Element box annotations:
START
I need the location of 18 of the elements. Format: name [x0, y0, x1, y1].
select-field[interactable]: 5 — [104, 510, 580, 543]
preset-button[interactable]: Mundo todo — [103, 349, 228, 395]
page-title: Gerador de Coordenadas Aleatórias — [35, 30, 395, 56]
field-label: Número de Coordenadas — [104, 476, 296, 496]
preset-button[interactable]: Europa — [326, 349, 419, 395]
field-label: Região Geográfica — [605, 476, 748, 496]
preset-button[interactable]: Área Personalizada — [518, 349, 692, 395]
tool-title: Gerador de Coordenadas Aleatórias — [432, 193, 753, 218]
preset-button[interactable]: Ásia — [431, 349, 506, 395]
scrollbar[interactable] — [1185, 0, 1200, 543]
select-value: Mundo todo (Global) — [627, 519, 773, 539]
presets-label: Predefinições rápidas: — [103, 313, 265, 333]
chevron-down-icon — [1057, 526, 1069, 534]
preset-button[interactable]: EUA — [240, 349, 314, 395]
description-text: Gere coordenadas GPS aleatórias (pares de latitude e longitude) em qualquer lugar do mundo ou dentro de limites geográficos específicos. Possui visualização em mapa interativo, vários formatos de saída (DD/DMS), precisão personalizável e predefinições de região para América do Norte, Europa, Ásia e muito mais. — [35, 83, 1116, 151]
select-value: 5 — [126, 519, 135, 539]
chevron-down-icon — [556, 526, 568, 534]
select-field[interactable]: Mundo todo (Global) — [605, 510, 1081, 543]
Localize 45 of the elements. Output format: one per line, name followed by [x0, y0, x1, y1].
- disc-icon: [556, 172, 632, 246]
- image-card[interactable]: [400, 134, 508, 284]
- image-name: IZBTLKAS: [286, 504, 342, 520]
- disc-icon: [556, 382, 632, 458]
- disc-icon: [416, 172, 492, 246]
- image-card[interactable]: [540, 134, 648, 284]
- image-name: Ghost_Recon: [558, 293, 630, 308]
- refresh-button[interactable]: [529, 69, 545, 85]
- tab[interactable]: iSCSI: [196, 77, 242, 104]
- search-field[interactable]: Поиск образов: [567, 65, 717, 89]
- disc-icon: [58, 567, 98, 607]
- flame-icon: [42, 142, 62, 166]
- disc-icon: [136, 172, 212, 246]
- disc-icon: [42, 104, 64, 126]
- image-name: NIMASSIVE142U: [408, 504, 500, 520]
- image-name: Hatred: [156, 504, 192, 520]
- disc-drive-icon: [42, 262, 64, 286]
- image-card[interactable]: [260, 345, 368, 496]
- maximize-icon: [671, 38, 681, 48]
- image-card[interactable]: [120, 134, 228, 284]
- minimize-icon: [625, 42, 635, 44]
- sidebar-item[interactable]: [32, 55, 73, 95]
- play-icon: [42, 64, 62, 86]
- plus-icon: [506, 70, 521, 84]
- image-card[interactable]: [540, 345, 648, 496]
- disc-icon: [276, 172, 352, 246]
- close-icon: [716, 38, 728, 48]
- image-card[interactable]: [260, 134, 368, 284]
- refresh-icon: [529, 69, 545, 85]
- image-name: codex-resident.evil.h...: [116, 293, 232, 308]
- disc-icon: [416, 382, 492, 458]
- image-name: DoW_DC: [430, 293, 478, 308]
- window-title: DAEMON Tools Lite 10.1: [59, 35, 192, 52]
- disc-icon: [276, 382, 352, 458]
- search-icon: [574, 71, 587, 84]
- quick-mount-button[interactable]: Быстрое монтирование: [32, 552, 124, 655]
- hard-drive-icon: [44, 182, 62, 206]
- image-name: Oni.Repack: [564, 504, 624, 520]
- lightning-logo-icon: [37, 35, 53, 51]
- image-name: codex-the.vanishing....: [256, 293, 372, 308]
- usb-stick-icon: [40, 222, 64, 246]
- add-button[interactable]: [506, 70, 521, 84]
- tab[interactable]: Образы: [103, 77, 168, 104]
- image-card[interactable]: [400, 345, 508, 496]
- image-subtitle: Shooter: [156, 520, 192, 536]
END
• [PROBLEM DESCRIPTION]
Can you repeat all of the records above, character for character?

• [COMPLETE ANSWER]
I need the location of 18 of the elements. Format: name [x0, y0, x1, y1].
select-field[interactable]: 5 — [104, 510, 580, 543]
preset-button[interactable]: Mundo todo — [103, 349, 228, 395]
page-title: Gerador de Coordenadas Aleatórias — [35, 30, 395, 56]
field-label: Número de Coordenadas — [104, 476, 296, 496]
preset-button[interactable]: Europa — [326, 349, 419, 395]
field-label: Região Geográfica — [605, 476, 748, 496]
preset-button[interactable]: Área Personalizada — [518, 349, 692, 395]
tool-title: Gerador de Coordenadas Aleatórias — [432, 193, 753, 218]
preset-button[interactable]: Ásia — [431, 349, 506, 395]
scrollbar[interactable] — [1185, 0, 1200, 543]
select-value: Mundo todo (Global) — [627, 519, 773, 539]
presets-label: Predefinições rápidas: — [103, 313, 265, 333]
chevron-down-icon — [1057, 526, 1069, 534]
preset-button[interactable]: EUA — [240, 349, 314, 395]
description-text: Gere coordenadas GPS aleatórias (pares de latitude e longitude) em qualquer lugar do mundo ou dentro de limites geográficos específicos. Possui visualização em mapa interativo, vários formatos de saída (DD/DMS), precisão personalizável e predefinições de região para América do Norte, Europa, Ásia e muito mais. — [35, 83, 1116, 151]
select-value: 5 — [126, 519, 135, 539]
chevron-down-icon — [556, 526, 568, 534]
select-field[interactable]: Mundo todo (Global) — [605, 510, 1081, 543]
Localize 45 of the elements. Output format: one per line, name followed by [x0, y0, x1, y1].
- disc-icon: [556, 172, 632, 246]
- image-card[interactable]: [400, 134, 508, 284]
- image-name: IZBTLKAS: [286, 504, 342, 520]
- disc-icon: [556, 382, 632, 458]
- disc-icon: [416, 172, 492, 246]
- image-card[interactable]: [540, 134, 648, 284]
- image-name: Ghost_Recon: [558, 293, 630, 308]
- refresh-button[interactable]: [529, 69, 545, 85]
- tab[interactable]: iSCSI: [196, 77, 242, 104]
- search-field[interactable]: Поиск образов: [567, 65, 717, 89]
- disc-icon: [58, 567, 98, 607]
- flame-icon: [42, 142, 62, 166]
- disc-icon: [136, 172, 212, 246]
- disc-icon: [42, 104, 64, 126]
- image-name: NIMASSIVE142U: [408, 504, 500, 520]
- image-name: Hatred: [156, 504, 192, 520]
- disc-drive-icon: [42, 262, 64, 286]
- image-card[interactable]: [260, 345, 368, 496]
- maximize-icon: [671, 38, 681, 48]
- image-card[interactable]: [120, 134, 228, 284]
- minimize-icon: [625, 42, 635, 44]
- sidebar-item[interactable]: [32, 55, 73, 95]
- play-icon: [42, 64, 62, 86]
- plus-icon: [506, 70, 521, 84]
- image-card[interactable]: [540, 345, 648, 496]
- disc-icon: [276, 172, 352, 246]
- close-icon: [716, 38, 728, 48]
- image-card[interactable]: [260, 134, 368, 284]
- refresh-icon: [529, 69, 545, 85]
- image-name: codex-resident.evil.h...: [116, 293, 232, 308]
- disc-icon: [416, 382, 492, 458]
- image-name: DoW_DC: [430, 293, 478, 308]
- window-title: DAEMON Tools Lite 10.1: [59, 35, 192, 52]
- disc-icon: [276, 382, 352, 458]
- search-icon: [574, 71, 587, 84]
- quick-mount-button[interactable]: Быстрое монтирование: [32, 552, 124, 655]
- hard-drive-icon: [44, 182, 62, 206]
- image-name: Oni.Repack: [564, 504, 624, 520]
- lightning-logo-icon: [37, 35, 53, 51]
- image-name: codex-the.vanishing....: [256, 293, 372, 308]
- usb-stick-icon: [40, 222, 64, 246]
- add-button[interactable]: [506, 70, 521, 84]
- tab[interactable]: Образы: [103, 77, 168, 104]
- image-card[interactable]: [400, 345, 508, 496]
- image-subtitle: Shooter: [156, 520, 192, 536]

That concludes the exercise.